[WHAT YOU HAVE TO DO]
Report, as a bare number, how many lines of the material below contain the word "площадь".

[RECORDS SHOWN]
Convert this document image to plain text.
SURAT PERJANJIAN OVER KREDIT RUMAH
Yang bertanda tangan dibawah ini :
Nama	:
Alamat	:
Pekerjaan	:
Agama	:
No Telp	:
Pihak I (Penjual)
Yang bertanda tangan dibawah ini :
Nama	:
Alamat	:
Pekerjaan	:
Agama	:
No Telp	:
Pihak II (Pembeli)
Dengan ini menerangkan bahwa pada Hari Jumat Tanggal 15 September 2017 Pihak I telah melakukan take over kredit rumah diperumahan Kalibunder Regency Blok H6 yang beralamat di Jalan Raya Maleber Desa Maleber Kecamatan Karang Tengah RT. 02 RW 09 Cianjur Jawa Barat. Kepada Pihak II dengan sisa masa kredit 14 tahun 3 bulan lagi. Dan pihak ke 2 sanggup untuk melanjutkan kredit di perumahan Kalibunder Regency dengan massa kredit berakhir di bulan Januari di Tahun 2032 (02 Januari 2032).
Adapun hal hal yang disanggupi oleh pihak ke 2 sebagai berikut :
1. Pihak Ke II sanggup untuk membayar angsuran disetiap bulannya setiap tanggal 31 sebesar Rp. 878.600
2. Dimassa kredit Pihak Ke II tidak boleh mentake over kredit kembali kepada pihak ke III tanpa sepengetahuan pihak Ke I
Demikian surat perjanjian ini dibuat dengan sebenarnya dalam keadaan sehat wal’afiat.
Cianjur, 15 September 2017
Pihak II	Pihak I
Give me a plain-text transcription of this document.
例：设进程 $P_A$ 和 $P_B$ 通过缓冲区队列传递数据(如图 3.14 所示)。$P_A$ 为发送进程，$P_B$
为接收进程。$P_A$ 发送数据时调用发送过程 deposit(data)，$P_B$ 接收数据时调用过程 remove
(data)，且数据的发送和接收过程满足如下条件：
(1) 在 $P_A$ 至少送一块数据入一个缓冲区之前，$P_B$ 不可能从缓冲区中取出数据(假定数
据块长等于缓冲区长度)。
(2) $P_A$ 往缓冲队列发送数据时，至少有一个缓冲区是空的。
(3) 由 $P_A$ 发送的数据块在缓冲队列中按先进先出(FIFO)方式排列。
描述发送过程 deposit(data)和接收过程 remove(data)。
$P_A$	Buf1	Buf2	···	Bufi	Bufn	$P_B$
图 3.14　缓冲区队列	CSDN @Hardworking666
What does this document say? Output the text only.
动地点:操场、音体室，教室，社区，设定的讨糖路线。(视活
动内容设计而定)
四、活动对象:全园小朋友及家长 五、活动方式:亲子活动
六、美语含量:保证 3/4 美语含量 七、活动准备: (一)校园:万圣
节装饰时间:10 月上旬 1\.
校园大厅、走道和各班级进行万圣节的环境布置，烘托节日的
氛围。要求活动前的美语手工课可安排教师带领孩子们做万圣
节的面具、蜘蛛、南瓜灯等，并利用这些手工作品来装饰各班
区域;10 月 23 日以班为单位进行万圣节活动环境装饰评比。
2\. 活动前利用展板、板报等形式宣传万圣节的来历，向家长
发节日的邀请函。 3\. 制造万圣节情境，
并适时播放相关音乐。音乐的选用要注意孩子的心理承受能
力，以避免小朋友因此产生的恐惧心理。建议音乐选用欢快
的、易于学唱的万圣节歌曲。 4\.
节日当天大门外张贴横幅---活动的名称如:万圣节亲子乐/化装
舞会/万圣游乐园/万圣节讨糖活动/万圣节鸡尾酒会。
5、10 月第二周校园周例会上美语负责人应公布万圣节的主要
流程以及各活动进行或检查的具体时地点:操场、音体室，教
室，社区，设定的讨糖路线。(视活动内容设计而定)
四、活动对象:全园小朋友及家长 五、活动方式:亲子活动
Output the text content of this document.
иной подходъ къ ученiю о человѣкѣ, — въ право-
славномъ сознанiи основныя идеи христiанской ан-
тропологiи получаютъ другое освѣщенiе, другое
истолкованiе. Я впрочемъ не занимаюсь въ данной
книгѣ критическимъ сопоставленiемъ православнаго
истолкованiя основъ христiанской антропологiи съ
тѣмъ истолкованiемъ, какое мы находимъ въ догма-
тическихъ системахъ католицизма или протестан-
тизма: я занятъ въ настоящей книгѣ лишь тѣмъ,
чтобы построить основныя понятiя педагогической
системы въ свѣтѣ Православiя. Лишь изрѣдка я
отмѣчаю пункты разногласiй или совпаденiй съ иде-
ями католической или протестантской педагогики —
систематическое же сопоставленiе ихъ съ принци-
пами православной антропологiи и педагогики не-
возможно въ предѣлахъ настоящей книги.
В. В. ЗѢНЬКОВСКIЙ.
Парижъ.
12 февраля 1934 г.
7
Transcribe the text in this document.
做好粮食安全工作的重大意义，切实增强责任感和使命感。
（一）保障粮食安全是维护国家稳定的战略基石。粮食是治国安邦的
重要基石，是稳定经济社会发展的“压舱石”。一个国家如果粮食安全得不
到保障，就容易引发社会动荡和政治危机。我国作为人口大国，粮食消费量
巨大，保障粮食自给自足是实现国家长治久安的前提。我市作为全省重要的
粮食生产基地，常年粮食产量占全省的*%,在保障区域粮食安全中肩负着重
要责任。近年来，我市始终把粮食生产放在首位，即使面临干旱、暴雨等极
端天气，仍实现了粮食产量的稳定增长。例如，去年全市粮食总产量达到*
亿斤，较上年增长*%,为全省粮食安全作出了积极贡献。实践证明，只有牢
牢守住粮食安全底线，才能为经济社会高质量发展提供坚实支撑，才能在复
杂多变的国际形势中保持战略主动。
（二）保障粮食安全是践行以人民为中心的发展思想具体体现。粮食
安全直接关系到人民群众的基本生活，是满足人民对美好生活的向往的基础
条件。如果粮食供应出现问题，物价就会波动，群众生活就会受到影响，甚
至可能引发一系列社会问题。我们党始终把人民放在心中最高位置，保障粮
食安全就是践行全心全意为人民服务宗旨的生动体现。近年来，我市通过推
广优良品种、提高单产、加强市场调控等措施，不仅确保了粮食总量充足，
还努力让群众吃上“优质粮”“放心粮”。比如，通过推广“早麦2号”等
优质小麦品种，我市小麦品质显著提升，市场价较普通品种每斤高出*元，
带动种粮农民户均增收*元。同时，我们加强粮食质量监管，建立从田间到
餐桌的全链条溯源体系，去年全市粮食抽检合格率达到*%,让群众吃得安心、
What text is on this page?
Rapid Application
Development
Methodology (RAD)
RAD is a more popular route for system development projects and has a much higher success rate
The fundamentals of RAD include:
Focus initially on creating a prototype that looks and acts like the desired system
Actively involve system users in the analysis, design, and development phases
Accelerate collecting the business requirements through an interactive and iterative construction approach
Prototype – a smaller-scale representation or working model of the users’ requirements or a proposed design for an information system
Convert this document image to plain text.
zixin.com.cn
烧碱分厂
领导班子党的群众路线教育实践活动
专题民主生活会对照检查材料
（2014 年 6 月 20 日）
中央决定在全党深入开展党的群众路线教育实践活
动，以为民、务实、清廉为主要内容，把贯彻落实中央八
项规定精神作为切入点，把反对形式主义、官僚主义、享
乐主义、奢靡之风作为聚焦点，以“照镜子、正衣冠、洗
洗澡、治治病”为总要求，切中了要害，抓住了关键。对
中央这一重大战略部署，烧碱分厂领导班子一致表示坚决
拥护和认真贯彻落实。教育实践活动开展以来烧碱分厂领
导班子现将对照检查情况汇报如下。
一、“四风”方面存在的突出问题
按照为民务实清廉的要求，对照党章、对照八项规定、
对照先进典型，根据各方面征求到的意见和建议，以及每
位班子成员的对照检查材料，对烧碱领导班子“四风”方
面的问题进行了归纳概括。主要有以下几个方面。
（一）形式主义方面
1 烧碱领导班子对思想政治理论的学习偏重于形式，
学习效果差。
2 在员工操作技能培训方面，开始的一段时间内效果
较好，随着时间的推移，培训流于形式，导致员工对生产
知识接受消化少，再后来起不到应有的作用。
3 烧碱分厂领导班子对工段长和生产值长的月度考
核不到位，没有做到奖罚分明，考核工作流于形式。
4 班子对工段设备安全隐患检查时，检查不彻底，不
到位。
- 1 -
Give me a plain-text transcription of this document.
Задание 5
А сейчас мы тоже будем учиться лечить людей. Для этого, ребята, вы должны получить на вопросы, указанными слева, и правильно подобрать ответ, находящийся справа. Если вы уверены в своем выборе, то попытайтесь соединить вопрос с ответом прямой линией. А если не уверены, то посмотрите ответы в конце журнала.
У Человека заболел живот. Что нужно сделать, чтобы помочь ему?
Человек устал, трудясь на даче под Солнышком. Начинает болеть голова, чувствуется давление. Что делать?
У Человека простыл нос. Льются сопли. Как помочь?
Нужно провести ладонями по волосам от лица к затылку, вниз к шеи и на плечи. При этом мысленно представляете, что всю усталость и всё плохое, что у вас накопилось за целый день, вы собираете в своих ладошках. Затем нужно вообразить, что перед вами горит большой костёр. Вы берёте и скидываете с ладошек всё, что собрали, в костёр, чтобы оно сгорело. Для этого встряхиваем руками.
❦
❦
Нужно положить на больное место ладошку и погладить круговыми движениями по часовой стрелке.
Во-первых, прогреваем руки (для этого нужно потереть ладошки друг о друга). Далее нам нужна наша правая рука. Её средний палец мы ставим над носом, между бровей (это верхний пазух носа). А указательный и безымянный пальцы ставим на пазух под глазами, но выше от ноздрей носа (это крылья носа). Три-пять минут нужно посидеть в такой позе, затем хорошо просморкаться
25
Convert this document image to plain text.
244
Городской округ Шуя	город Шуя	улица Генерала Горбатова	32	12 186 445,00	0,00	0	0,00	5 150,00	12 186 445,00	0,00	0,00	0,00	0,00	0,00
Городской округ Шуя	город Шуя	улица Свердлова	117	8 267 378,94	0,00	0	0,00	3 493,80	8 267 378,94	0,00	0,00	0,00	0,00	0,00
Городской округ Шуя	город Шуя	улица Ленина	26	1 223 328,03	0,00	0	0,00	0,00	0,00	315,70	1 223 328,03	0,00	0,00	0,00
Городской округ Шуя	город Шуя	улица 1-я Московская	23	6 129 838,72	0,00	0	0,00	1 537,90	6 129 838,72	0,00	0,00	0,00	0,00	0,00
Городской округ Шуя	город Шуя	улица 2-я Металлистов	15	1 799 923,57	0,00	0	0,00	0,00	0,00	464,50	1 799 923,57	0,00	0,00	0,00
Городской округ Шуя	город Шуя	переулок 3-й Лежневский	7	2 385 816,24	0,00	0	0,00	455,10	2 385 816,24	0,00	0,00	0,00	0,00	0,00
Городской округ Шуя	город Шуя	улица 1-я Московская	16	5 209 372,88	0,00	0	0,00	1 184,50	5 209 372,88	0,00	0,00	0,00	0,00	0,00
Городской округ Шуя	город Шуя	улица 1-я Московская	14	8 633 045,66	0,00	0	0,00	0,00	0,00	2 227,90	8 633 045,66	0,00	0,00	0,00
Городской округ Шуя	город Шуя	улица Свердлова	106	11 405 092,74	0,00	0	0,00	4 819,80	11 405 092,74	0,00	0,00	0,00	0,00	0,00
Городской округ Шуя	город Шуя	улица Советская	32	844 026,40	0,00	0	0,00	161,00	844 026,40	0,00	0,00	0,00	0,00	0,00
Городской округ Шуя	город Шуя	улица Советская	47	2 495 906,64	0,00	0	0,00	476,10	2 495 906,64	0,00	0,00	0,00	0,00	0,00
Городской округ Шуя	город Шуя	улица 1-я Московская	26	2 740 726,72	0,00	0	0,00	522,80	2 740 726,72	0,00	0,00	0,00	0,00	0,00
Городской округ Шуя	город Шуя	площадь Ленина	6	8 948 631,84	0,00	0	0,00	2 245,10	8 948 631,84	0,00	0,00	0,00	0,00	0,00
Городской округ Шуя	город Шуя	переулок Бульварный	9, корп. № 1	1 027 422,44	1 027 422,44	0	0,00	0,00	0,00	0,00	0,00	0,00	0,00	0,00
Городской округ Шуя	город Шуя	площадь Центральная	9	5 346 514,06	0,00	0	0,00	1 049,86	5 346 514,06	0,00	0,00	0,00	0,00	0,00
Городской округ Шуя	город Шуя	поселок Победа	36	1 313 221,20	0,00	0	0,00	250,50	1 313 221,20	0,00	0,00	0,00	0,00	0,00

[FULL OUTPUT]
2